STATED TASK
Return all lines where the word "mirror" can be found.

• • •

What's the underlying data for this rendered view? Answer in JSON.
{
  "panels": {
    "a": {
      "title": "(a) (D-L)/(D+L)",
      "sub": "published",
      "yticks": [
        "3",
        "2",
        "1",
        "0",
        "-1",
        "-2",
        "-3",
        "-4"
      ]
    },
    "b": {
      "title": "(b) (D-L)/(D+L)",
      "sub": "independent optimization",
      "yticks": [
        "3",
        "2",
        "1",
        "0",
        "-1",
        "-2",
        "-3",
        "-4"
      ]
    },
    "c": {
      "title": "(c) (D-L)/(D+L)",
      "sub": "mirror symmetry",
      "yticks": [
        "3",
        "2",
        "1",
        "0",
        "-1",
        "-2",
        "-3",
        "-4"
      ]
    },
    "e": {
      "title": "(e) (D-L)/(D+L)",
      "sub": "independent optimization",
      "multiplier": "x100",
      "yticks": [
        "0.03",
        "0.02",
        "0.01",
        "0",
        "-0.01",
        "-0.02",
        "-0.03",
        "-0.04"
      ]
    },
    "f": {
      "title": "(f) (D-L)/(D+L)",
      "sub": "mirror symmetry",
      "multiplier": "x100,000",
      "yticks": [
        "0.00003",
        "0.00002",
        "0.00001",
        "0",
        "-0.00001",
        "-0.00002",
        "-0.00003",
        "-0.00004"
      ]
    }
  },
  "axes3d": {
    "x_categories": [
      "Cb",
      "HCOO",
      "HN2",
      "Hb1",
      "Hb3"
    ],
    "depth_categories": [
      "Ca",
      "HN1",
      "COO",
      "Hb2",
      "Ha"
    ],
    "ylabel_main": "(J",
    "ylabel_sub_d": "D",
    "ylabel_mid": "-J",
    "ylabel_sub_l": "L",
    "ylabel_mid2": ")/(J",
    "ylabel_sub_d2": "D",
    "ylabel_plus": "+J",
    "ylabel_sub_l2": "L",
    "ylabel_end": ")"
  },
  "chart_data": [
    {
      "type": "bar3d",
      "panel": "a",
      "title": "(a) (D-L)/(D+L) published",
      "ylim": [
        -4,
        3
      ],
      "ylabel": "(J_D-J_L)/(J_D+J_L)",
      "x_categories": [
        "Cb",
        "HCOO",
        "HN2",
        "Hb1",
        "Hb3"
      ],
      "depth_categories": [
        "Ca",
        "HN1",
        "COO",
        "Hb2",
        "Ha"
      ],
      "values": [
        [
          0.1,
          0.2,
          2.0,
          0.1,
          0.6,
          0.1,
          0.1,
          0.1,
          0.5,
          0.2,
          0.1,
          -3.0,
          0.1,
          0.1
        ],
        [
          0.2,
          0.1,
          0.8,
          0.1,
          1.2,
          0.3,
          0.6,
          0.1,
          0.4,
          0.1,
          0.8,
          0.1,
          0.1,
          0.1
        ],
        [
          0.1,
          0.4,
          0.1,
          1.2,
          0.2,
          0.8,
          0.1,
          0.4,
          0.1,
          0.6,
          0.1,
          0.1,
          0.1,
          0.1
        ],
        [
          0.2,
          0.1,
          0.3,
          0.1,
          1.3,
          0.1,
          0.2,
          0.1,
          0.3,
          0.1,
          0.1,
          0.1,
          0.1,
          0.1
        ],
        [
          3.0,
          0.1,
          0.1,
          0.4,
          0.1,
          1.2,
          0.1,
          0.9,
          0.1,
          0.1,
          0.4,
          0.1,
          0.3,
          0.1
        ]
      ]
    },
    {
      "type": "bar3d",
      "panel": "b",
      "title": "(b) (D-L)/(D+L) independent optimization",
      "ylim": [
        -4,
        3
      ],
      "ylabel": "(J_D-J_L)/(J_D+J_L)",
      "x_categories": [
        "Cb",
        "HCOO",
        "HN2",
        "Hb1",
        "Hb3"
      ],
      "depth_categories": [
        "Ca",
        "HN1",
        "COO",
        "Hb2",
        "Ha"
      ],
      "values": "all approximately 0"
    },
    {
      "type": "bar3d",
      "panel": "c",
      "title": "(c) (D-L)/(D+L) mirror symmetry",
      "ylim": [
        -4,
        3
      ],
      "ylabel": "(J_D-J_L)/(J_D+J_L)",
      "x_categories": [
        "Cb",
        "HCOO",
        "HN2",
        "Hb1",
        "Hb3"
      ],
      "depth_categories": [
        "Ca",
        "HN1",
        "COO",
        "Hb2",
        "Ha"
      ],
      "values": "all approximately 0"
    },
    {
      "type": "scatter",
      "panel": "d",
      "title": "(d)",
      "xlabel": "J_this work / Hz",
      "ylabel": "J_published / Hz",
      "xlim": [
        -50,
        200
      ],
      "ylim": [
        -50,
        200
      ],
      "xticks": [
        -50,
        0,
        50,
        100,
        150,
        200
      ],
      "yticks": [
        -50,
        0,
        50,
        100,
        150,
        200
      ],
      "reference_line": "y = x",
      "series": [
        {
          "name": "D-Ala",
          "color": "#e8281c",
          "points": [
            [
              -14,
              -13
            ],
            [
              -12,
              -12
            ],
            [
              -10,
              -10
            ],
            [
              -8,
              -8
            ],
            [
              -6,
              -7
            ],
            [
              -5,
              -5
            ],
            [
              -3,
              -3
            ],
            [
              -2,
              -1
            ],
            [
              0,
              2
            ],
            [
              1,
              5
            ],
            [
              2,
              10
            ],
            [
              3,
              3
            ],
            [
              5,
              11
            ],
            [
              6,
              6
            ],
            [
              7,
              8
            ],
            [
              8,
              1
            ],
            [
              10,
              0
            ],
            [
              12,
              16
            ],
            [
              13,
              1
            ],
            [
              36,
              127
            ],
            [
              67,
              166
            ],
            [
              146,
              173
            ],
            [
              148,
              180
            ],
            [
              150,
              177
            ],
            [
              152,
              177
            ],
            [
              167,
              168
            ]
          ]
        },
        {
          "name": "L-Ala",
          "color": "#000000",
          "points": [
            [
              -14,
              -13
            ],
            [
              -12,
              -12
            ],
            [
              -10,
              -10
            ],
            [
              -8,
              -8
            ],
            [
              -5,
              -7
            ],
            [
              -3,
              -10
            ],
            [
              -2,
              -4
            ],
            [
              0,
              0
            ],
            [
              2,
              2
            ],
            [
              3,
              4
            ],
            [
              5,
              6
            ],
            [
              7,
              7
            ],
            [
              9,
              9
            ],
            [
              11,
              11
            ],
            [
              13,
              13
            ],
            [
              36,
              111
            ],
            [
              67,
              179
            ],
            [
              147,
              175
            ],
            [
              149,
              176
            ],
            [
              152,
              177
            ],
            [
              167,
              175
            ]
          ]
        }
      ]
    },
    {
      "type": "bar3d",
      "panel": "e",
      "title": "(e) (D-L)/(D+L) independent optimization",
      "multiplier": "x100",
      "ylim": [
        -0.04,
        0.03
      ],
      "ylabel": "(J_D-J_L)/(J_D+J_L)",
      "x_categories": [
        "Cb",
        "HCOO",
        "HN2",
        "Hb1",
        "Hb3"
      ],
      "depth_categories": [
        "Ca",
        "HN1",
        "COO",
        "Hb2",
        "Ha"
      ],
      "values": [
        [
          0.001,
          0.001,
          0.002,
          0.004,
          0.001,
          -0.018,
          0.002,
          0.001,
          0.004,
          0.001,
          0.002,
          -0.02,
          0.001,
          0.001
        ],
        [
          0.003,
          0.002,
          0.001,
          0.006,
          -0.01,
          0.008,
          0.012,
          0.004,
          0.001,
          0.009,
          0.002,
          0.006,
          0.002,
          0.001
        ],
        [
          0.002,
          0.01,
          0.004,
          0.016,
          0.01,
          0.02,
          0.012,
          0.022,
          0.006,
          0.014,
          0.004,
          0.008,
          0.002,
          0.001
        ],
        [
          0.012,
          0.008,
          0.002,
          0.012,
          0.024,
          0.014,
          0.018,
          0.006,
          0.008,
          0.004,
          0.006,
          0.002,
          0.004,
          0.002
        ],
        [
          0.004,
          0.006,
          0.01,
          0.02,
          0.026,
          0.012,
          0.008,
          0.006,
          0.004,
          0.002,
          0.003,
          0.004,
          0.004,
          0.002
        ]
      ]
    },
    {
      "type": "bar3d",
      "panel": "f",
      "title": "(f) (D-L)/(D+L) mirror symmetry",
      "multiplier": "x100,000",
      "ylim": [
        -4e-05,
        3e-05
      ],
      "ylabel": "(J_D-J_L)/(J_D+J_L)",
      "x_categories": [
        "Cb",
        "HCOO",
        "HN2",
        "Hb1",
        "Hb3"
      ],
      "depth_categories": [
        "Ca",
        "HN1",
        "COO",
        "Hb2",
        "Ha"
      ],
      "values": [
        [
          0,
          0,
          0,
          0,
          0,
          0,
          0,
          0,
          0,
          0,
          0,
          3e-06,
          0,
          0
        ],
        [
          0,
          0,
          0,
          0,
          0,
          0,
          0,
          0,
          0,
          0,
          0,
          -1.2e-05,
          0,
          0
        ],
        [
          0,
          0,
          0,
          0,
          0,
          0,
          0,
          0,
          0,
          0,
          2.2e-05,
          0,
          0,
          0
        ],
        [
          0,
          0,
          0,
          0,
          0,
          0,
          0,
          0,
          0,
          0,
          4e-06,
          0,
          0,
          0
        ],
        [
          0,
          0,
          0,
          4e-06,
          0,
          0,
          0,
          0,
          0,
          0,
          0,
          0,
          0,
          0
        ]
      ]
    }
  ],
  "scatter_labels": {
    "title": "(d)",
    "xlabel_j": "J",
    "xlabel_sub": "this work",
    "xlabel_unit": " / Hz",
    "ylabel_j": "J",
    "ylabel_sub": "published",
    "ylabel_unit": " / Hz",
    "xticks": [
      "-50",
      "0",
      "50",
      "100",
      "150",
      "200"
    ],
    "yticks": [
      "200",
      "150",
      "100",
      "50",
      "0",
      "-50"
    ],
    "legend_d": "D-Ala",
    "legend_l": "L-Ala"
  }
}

• • •

ANSWER
      "sub": "mirror symmetry",
      "sub": "mirror symmetry",
      "title": "(c) (D-L)/(D+L) mirror symmetry",
      "title": "(f) (D-L)/(D+L) mirror symmetry",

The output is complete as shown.